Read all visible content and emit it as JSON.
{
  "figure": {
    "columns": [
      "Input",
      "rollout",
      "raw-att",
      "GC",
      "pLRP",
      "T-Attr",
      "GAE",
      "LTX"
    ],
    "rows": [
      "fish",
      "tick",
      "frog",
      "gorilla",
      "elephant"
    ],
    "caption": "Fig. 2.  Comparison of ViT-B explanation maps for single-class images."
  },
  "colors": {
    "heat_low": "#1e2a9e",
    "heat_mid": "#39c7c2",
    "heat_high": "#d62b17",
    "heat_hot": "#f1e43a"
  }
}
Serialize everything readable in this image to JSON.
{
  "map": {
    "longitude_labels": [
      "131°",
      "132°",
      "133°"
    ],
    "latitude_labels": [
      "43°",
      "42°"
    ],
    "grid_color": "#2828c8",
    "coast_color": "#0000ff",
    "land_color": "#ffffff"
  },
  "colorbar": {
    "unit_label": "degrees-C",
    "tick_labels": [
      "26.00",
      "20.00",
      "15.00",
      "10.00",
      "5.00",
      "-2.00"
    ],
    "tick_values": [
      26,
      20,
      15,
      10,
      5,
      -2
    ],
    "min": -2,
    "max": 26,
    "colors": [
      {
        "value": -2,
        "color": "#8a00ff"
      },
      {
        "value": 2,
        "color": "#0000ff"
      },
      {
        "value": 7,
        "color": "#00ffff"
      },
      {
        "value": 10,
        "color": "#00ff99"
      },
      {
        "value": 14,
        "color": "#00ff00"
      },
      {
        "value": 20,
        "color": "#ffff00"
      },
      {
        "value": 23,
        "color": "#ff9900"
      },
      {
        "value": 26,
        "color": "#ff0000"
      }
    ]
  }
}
################
Each line of the material above either contains the word "JSON" or does not; state how many do, and nothing else.

Output for this exercise: 2